- Objective -
Copy each line of the listing below exactly.

- Supplied data -
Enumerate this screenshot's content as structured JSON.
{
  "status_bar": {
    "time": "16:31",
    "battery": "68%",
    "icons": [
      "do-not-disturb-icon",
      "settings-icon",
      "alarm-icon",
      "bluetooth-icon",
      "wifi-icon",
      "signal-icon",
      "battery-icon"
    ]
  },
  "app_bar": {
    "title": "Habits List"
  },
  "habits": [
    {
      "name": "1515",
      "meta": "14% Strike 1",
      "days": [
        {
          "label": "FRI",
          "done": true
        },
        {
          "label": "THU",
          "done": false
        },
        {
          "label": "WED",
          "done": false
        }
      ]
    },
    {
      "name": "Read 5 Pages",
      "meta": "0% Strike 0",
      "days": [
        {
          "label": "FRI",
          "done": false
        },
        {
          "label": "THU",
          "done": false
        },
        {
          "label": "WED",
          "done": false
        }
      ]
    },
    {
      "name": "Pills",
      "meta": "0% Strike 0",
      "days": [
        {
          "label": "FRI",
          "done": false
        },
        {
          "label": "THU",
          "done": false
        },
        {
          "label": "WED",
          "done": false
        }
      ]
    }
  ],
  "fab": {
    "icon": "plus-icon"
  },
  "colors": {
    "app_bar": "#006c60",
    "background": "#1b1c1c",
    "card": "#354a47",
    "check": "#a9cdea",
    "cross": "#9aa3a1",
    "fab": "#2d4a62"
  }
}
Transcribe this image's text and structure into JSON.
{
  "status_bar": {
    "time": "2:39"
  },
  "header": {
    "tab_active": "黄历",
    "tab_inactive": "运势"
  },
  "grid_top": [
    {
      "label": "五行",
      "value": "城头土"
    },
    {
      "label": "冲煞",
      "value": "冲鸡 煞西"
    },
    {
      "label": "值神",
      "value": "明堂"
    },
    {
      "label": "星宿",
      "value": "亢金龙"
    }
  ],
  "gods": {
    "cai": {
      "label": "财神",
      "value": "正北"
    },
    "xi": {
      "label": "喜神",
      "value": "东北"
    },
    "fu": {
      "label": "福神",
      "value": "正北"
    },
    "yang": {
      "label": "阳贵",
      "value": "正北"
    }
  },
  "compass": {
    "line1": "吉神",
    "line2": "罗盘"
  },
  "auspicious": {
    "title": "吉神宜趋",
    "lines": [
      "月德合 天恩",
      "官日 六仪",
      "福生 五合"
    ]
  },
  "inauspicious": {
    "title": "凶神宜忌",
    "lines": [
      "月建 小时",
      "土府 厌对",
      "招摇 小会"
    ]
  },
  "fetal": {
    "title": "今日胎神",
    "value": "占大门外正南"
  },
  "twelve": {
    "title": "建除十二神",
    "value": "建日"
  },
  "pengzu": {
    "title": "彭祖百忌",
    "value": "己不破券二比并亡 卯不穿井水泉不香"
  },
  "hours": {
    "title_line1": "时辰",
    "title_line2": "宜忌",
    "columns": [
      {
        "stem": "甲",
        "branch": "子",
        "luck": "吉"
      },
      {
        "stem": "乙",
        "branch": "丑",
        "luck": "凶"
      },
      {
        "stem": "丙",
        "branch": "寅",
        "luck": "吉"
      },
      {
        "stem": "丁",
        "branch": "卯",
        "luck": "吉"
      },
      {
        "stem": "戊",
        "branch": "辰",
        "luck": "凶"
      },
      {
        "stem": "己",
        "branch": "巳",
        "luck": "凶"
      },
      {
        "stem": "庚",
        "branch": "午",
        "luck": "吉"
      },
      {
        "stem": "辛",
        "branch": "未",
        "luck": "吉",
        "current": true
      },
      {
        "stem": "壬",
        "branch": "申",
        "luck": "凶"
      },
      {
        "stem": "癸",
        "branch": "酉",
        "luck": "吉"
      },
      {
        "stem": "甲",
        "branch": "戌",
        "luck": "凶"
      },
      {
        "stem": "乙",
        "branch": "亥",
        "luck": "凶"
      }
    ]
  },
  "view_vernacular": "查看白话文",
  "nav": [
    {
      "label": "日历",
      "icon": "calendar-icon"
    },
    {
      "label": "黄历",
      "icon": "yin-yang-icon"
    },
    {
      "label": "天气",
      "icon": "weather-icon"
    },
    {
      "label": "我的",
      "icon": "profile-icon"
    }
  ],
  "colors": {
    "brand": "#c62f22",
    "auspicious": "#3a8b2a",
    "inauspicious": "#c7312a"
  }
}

- Answer for this exercise -
Enumerate this screenshot's content as structured JSON.
{
  "status_bar": {
    "time": "16:31",
    "battery": "68%",
    "icons": [
      "do-not-disturb-icon",
      "settings-icon",
      "alarm-icon",
      "bluetooth-icon",
      "wifi-icon",
      "signal-icon",
      "battery-icon"
    ]
  },
  "app_bar": {
    "title": "Habits List"
  },
  "habits": [
    {
      "name": "1515",
      "meta": "14% Strike 1",
      "days": [
        {
          "label": "FRI",
          "done": true
        },
        {
          "label": "THU",
          "done": false
        },
        {
          "label": "WED",
          "done": false
        }
      ]
    },
    {
      "name": "Read 5 Pages",
      "meta": "0% Strike 0",
      "days": [
        {
          "label": "FRI",
          "done": false
        },
        {
          "label": "THU",
          "done": false
        },
        {
          "label": "WED",
          "done": false
        }
      ]
    },
    {
      "name": "Pills",
      "meta": "0% Strike 0",
      "days": [
        {
          "label": "FRI",
          "done": false
        },
        {
          "label": "THU",
          "done": false
        },
        {
          "label": "WED",
          "done": false
        }
      ]
    }
  ],
  "fab": {
    "icon": "plus-icon"
  },
  "colors": {
    "app_bar": "#006c60",
    "background": "#1b1c1c",
    "card": "#354a47",
    "check": "#a9cdea",
    "cross": "#9aa3a1",
    "fab": "#2d4a62"
  }
}
Transcribe this image's text and structure into JSON.
{
  "status_bar": {
    "time": "2:39"
  },
  "header": {
    "tab_active": "黄历",
    "tab_inactive": "运势"
  },
  "grid_top": [
    {
      "label": "五行",
      "value": "城头土"
    },
    {
      "label": "冲煞",
      "value": "冲鸡 煞西"
    },
    {
      "label": "值神",
      "value": "明堂"
    },
    {
      "label": "星宿",
      "value": "亢金龙"
    }
  ],
  "gods": {
    "cai": {
      "label": "财神",
      "value": "正北"
    },
    "xi": {
      "label": "喜神",
      "value": "东北"
    },
    "fu": {
      "label": "福神",
      "value": "正北"
    },
    "yang": {
      "label": "阳贵",
      "value": "正北"
    }
  },
  "compass": {
    "line1": "吉神",
    "line2": "罗盘"
  },
  "auspicious": {
    "title": "吉神宜趋",
    "lines": [
      "月德合 天恩",
      "官日 六仪",
      "福生 五合"
    ]
  },
  "inauspicious": {
    "title": "凶神宜忌",
    "lines": [
      "月建 小时",
      "土府 厌对",
      "招摇 小会"
    ]
  },
  "fetal": {
    "title": "今日胎神",
    "value": "占大门外正南"
  },
  "twelve": {
    "title": "建除十二神",
    "value": "建日"
  },
  "pengzu": {
    "title": "彭祖百忌",
    "value": "己不破券二比并亡 卯不穿井水泉不香"
  },
  "hours": {
    "title_line1": "时辰",
    "title_line2": "宜忌",
    "columns": [
      {
        "stem": "甲",
        "branch": "子",
        "luck": "吉"
      },
      {
        "stem": "乙",
        "branch": "丑",
        "luck": "凶"
      },
      {
        "stem": "丙",
        "branch": "寅",
        "luck": "吉"
      },
      {
        "stem": "丁",
        "branch": "卯",
        "luck": "吉"
      },
      {
        "stem": "戊",
        "branch": "辰",
        "luck": "凶"
      },
      {
        "stem": "己",
        "branch": "巳",
        "luck": "凶"
      },
      {
        "stem": "庚",
        "branch": "午",
        "luck": "吉"
      },
      {
        "stem": "辛",
        "branch": "未",
        "luck": "吉",
        "current": true
      },
      {
        "stem": "壬",
        "branch": "申",
        "luck": "凶"
      },
      {
        "stem": "癸",
        "branch": "酉",
        "luck": "吉"
      },
      {
        "stem": "甲",
        "branch": "戌",
        "luck": "凶"
      },
      {
        "stem": "乙",
        "branch": "亥",
        "luck": "凶"
      }
    ]
  },
  "view_vernacular": "查看白话文",
  "nav": [
    {
      "label": "日历",
      "icon": "calendar-icon"
    },
    {
      "label": "黄历",
      "icon": "yin-yang-icon"
    },
    {
      "label": "天气",
      "icon": "weather-icon"
    },
    {
      "label": "我的",
      "icon": "profile-icon"
    }
  ],
  "colors": {
    "brand": "#c62f22",
    "auspicious": "#3a8b2a",
    "inauspicious": "#c7312a"
  }
}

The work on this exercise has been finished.